- **Document extract**:
::::

I guess I admire sisters who can accept the idea of "feeling pretty" without ever being tempted to wear make-up and dress up for herself. It really shouldn't be a big deal, and yet most women (Muslim and non-) have moments where they feel that a)they need to feel beautiful and b)they change aspects of their appearance in some way or other in order to see a beautiful reflection (i.e. a reflection that to herself is extraordinary in comparison to her normal state of being). And somehow it affects her self-esteem. Theoretically, we should all (irrespective of gender) feel ok with ourselves based on higher values than mundane ones like appearances, but most of us are not at that level, or even close.

So I suppose reading Taqee's post should open up the door (to some extent) for each of us to get closer to attaining this ideal state of "being okay."

1:43 PM  
Blogger Wanksta said...

Salams bhabi,

1) As always, the blogosphere is blessed with a certain je ne sais quoi upon your commentary, so JAKs 'o plenty for that.

2) I think we've had the intragender 'awra discussion before. It's definitely, as you explained further, read too much by people as the functional limits of everyday 'awra, rather than the extreme, only-if-seriously-needed limits.

3) People need to remember that the Arabic word 'awra literally indicates nakedness, and this is Allah's domain to define, not ours. Popular definitions of the day limit nakedness to a vastly different area and this affects our personal abilities to view Allah's definition of nakedness in the correct light.

4) I think your postscripted saying, which I, too, have used on occasion, is valid for sure in the public sphere. Obviously, as you delineated regarding the private sphere, there are various acceptable states of dress which, at the same time, cannot be prayed in. But you probably post-scripted bearing your previous explanation of that in mind.

5) Masdar is not jadhr.

5:24 PM  
Blogger rima said...

salams,

regarding point 5, jadhr literally means root, as in the root of the tree. people use this to also mean the root of a word, which technically is probably ok. however this seems to be a more modern use or at least not so mainstream (for the arabs). but, we can agree to disagree.

::::

- **Dataset excerpts**:
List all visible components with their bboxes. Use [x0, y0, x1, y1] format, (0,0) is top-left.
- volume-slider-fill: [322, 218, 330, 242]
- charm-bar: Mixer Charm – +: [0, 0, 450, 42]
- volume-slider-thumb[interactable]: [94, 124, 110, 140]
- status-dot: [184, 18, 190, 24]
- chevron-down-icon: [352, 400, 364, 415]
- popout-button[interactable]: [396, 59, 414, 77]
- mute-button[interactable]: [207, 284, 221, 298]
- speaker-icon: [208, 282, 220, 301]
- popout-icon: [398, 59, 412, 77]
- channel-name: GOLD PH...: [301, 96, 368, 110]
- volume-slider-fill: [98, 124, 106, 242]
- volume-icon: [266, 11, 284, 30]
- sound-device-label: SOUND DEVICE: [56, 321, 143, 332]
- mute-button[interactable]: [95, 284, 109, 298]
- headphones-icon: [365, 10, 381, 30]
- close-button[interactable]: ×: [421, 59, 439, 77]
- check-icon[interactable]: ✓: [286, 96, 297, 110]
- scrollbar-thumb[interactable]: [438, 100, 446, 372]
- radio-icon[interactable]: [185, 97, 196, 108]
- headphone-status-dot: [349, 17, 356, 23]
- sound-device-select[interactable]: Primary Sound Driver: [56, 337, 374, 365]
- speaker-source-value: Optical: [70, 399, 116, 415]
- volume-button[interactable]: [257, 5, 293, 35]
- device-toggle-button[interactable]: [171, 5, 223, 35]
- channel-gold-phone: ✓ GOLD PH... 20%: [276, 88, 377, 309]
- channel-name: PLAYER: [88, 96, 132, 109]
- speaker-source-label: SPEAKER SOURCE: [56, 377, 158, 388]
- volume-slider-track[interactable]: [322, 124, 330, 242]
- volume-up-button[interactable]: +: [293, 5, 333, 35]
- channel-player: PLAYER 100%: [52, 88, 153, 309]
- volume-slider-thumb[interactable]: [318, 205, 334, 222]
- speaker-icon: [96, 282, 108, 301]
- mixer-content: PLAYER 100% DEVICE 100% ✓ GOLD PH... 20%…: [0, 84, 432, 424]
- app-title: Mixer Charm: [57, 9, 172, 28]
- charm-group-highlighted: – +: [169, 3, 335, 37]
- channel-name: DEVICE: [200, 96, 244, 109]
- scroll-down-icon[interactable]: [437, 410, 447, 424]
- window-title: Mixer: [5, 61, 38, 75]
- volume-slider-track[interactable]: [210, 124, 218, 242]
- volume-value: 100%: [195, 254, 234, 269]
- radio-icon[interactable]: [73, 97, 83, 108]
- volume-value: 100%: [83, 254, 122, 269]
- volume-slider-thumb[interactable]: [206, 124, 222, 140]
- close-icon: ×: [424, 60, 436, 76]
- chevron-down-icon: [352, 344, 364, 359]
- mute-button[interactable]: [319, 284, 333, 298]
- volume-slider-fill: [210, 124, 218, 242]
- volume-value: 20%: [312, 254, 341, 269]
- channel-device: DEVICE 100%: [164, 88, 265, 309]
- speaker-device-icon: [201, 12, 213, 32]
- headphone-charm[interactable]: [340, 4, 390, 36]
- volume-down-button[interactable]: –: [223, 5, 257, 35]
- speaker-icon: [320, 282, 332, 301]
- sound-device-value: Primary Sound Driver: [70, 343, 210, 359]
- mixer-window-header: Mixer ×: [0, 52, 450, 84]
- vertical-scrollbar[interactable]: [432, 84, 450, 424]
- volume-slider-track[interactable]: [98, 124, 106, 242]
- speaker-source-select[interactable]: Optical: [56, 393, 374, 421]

::::

- **Task directions**:
Pick up the blog comment thread on modesty and 'awra after its final sentence and continue it.

- **Response to this task**:
regarding samira's comment as well as point 4, to reiterate: not "ever" but just not around non-mahram males. a recent conversation with a sister highlighted the absurd hilarity of hijabi sisters scurrying to put on "prayer clothes" for jama'a prayer in al-madinah. i shouldn't poke at just the hijabi sisters, though... but that is for another time.

what i wanted to express about the "feeling pretty" thing is that i think it has a lot to do with what taqee bhai said in his post. society, or the media, sets the standards of what is attractive, what is "pretty." if you had never seen a movie, tv show, magazine or the like, how would you know what "pretty" is? is there some internal, inherent definition? maybe this concept wouldn't even exist in your mind; you wouldn't give it a second thought.

beauty is in the eye of the beholder, they say. so, somebody has to set the standard.

i think there are two aspects to a girl's wanting to feel pretty. one is the feeling of being pretty, looking pretty, and being pleased with one's appearance. the other, in my view, is a consequence of that, which is feeling desired.

of course, we do find in nature (all over the place, really) that animals use various ways to attract a mate, outward appearance being a common one.

at some point along the way it'll come down to intentions. i challenge everyone out there to examine their intentions when they're gussying up - who are you really doing it for?

to clarify, i'm not saying there's anything wrong with beautifying, but there certainly are halal ways of doing it.

but now i really am digressing.

3:06 PM  
Blogger Samira said...

Comment 19?! Wow...

Anyway, I'll let this be my last comment for this post.

Rima:

I agree with your point regarding intentions--it's true. However, I think it is speculation that if someone had never seen a movie, tv show, magazine or the like, they would not know what "pretty" is, and further, that they wouldn't seek feeling desired. We wouldn't really know without actually finding someone who meets the conditions you described and assessing their understanding of feeling "pretty," i.e. their definition of what is desirable, and whether or not it is an innate tendency for women to seek feeling desired.

Consider this: In every culture, you will see little girls (as young as age 3 or 4) who will try to dress up like brides of their culture. Women look most beautiful (in comparison to themselves at all other points of their lives) at their weddings. Little girls doing this would lead us to believing that there (perhaps) is an innate desire to feel pretty, and that it may not necessarily have anything at all to do with unislamic intentions. The definition of pretty, however, seems to be influenced by environment, as has been claimed. But the desire itself--its existence/origins--may not be as a result of environment.

But your point makes sense: We ought to look at the intentions underlying how we express our tendency (innate or synthesized as a result of environment) for feeling desired, and how it is influenced (which is what the actual post discusses).

No more. Sorry guys, I couldn't help myself.

9:27 PM  
Blogger rima said...

salams,

i dunno, it sounds like justification to me. in any case, it's all relative.

i would say... seeking to feel desired is probably innate. but the definition of what is pretty is fluid and constantly changing. at the time of the prophet (saw) a gap in one's teeth was considered attractive and was sought after, yet these days it is undesirable.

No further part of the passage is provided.